▶ [TASK TO COMPLETE]
Transcribe the whole abstract on the healthy human Immunome atlas below, word for word and with nothing left out.

Article Text
Abstract
Background: We created a high dimensionality healthy human Immunome atlas by interrogating the peripheral blood mononuclear cells (PBMC) of >200 healthy subjects (cord blood to adult) with 63 unique mechanistic and phenotypic markers per cell by mass cytometry (CyTOF). This database is built with an open source, web-based bioinformatics toolkit, enabling its mining and uploading of datasets for comparison with the EPIC healthy database.
Objectives: Here, we demonstrate the platform’s ability to identify the immunological differences of mechanistically important cell subsets in the uploaded data in comparison with EPIC.
Methods: CyTOF data from 37 healthy elderly (>60 years old) was uploaded onto the EPIC Discovery tool where down-sampling, normalising and FlowSOM (Flow analysis with Self-Organising Maps) clustering were done with the EPIC database for comparison. Online visualisation outputs include cluster frequency boxplots, correspondence analysis (CA) plot and markers expression heat-map. The CA 2-dimensional plot depicts the global differences in immune cells composition between subjects with proximity between points (subjects) denoting similarity. Kruskal-Wallis test was done to identify age groups differences.

▶ [DATA]
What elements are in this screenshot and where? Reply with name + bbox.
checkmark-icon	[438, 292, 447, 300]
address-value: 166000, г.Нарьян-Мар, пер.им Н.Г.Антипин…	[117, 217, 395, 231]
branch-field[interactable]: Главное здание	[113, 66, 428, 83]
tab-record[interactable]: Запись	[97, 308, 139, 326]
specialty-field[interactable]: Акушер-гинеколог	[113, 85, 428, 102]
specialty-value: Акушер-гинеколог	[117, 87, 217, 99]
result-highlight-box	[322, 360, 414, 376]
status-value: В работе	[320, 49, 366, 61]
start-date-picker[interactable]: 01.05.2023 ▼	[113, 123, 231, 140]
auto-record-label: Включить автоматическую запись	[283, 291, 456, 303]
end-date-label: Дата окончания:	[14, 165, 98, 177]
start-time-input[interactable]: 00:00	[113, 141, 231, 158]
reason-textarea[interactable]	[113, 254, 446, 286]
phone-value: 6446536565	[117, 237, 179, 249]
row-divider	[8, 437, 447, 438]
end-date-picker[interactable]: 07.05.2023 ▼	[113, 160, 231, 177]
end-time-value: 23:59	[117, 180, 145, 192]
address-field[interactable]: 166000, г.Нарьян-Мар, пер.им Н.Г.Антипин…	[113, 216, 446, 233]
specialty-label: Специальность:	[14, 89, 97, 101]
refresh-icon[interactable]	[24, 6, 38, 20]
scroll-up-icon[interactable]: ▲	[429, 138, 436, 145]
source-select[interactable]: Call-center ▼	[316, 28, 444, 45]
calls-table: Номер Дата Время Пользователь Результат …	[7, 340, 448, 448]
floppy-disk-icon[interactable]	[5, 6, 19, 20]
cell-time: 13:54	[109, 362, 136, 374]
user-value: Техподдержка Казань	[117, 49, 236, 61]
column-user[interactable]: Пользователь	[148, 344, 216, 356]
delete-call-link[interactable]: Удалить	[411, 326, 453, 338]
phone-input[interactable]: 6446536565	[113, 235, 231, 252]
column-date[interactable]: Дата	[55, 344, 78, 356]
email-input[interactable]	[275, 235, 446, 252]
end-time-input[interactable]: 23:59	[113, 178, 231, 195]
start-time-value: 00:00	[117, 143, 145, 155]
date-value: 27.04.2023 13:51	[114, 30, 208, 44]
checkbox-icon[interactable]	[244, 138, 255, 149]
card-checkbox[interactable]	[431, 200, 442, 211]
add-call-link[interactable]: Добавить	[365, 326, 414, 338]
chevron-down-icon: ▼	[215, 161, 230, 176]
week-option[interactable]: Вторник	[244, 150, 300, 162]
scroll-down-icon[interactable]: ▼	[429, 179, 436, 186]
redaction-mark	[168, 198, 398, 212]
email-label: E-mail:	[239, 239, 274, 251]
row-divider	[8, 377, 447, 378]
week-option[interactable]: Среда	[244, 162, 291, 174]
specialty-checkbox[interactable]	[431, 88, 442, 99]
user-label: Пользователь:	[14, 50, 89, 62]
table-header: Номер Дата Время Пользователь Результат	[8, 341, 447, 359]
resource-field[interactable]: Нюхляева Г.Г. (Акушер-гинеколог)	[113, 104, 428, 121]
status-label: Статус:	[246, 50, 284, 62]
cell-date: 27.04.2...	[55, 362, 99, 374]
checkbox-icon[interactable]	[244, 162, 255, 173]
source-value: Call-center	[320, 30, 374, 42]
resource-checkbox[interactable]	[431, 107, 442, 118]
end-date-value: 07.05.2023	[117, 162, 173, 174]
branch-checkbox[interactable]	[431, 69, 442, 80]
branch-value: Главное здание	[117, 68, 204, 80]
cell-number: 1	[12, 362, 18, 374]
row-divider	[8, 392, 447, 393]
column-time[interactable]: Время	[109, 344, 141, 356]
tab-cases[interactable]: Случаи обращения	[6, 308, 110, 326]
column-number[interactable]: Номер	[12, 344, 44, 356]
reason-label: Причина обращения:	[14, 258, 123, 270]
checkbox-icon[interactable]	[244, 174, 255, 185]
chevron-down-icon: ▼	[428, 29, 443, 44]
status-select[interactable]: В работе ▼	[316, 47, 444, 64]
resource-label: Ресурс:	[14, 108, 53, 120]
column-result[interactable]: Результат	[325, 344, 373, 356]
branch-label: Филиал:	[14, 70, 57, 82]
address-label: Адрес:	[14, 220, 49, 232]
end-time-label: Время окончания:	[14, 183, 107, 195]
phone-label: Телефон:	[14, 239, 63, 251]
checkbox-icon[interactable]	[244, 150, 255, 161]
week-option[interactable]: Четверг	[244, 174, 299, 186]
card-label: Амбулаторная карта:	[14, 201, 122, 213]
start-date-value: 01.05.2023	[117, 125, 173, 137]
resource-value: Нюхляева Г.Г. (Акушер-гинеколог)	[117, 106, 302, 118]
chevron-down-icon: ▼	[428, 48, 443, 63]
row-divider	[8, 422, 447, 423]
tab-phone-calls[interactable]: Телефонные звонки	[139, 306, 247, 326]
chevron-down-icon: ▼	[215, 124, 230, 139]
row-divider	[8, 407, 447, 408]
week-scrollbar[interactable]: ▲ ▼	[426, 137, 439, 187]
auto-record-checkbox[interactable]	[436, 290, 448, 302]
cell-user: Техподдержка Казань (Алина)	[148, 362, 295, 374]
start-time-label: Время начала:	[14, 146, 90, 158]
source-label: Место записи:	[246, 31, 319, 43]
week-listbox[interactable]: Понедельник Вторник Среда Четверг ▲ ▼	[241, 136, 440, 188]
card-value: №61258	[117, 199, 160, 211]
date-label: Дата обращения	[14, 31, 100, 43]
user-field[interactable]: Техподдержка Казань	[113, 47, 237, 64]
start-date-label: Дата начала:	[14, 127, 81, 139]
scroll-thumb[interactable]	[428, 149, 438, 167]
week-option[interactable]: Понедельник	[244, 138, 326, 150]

▶ [WRITTEN SOLUTION]
Article Text
Abstract
Background: We created a high dimensionality healthy human Immunome atlas by interrogating the peripheral blood mononuclear cells (PBMC) of >200 healthy subjects (cord blood to adult) with 63 unique mechanistic and phenotypic markers per cell by mass cytometry (CyTOF). This database is built with an open source, web-based bioinformatics toolkit, enabling its mining and uploading of datasets for comparison with the EPIC healthy database.
Objectives: Here, we demonstrate the platform’s ability to identify the immunological differences of mechanistically important cell subsets in the uploaded data in comparison with EPIC.
Methods: CyTOF data from 37 healthy elderly (>60 years old) was uploaded onto the EPIC Discovery tool where down-sampling, normalising and FlowSOM (Flow analysis with Self-Organising Maps) clustering were done with the EPIC database for comparison. Online visualisation outputs include cluster frequency boxplots, correspondence analysis (CA) plot and markers expression heat-map. The CA 2-dimensional plot depicts the global differences in immune cells composition between subjects with proximity between points (subjects) denoting similarity. Kruskal-Wallis test was done to identify age groups differences.